→ Problem to solve: In the listing below, locate the lines that hold the string "principle". Copy those lines.

--- start Provided records ---

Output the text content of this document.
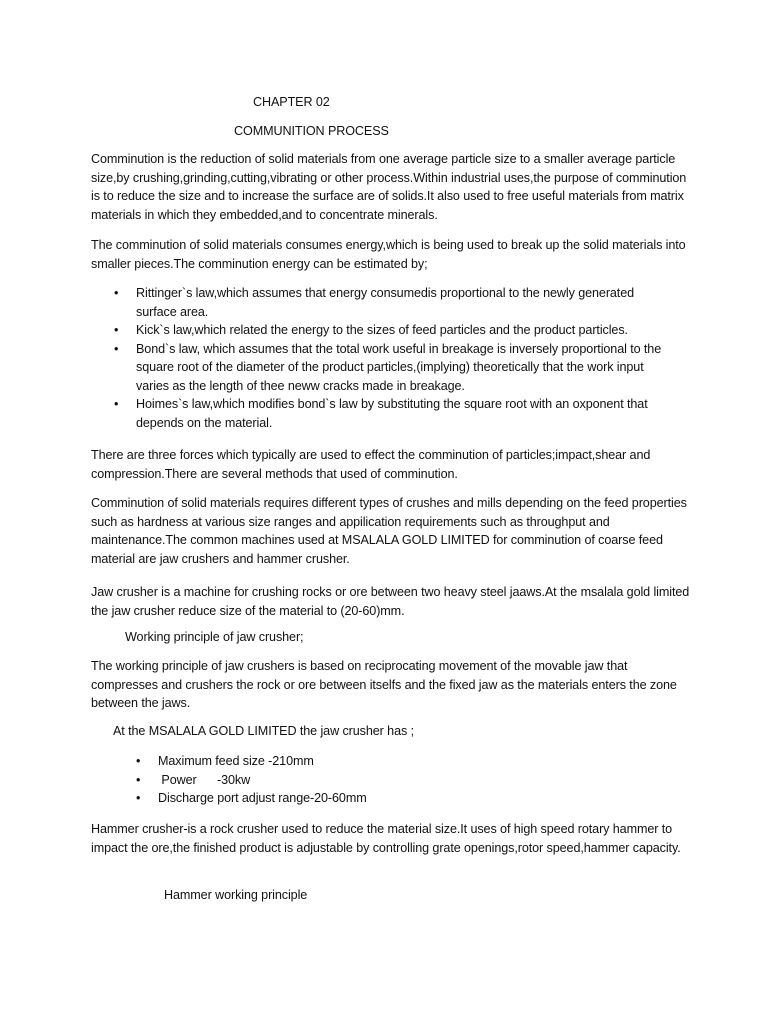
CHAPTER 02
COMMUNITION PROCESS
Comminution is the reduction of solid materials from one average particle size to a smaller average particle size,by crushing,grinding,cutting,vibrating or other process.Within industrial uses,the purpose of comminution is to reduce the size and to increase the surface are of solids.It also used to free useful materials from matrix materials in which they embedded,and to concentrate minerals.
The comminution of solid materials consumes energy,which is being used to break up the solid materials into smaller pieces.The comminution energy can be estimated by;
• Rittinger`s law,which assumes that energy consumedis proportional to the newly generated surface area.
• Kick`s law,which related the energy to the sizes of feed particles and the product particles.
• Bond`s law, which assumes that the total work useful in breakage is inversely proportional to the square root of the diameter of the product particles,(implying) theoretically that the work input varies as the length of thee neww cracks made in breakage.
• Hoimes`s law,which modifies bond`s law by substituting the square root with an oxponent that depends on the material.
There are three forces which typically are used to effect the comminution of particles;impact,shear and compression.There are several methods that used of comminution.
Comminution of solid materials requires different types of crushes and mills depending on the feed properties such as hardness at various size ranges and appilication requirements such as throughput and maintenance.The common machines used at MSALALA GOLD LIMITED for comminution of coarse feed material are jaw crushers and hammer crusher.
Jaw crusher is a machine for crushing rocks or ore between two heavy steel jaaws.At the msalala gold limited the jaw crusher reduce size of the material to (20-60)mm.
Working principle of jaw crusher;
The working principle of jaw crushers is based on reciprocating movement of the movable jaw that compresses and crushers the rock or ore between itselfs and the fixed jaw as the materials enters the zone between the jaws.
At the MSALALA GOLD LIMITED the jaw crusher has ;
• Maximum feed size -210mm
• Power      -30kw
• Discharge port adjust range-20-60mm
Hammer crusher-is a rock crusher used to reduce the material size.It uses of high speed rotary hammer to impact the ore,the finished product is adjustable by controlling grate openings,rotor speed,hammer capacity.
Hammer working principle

--- end Provided records ---
--- start Provided records ---

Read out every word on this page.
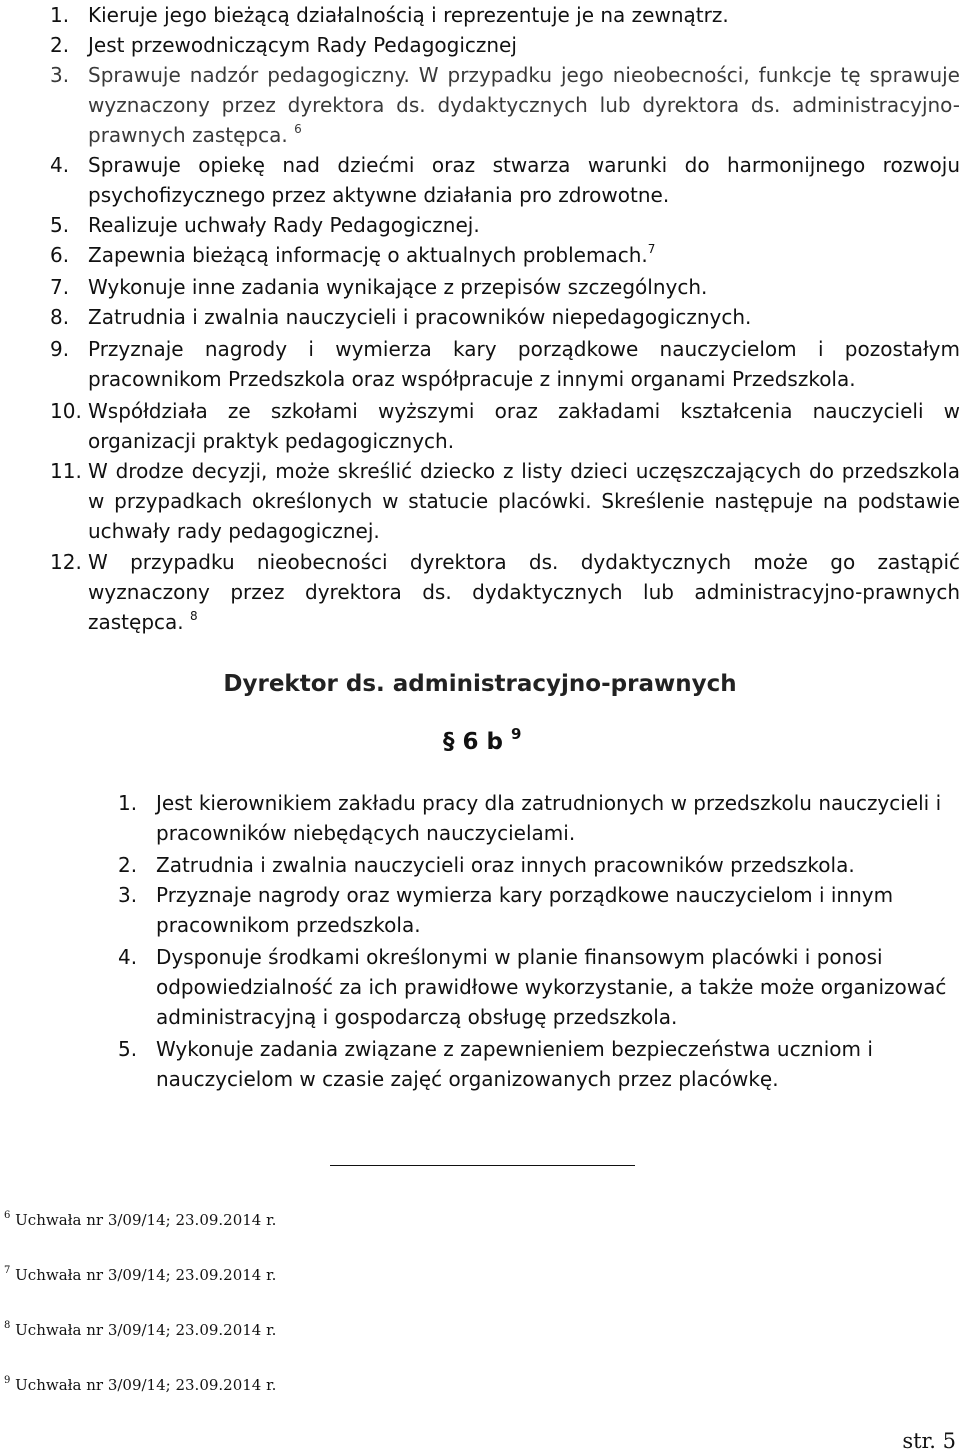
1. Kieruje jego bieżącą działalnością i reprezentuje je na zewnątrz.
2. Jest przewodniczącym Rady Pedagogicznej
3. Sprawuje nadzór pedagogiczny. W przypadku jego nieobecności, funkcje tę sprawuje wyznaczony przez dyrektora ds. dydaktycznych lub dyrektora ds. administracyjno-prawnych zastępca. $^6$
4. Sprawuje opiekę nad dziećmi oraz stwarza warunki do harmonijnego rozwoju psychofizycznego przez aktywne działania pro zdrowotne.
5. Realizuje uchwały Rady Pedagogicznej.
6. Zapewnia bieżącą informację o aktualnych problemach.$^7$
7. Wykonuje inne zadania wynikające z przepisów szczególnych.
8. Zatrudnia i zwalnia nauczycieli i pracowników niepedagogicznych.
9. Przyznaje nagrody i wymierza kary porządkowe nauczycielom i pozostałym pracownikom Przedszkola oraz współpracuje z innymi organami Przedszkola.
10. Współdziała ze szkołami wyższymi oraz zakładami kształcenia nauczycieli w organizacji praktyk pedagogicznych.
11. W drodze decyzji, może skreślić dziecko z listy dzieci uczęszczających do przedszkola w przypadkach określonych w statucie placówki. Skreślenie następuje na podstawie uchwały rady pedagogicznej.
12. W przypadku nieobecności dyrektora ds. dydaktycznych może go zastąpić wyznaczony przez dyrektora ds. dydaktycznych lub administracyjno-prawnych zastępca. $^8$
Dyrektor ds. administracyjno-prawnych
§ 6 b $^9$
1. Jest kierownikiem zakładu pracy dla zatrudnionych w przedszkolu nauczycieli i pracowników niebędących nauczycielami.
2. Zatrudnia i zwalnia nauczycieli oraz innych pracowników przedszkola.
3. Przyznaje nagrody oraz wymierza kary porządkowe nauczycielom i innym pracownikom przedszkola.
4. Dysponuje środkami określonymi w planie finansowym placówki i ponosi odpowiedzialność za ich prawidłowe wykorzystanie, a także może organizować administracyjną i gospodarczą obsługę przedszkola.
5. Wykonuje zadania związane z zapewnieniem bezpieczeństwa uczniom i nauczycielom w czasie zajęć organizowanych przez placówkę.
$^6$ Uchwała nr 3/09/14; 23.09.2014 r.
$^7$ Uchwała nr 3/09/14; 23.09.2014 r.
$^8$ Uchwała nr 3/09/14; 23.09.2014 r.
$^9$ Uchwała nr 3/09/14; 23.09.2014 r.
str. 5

--- end Provided records ---

→ Solved problem:
Working principle of jaw crusher;
The working principle of jaw crushers is based on reciprocating movement of the movable jaw that compresses and crushers the rock or ore between itselfs and the fixed jaw as the materials enters the zone between the jaws.
Hammer working principle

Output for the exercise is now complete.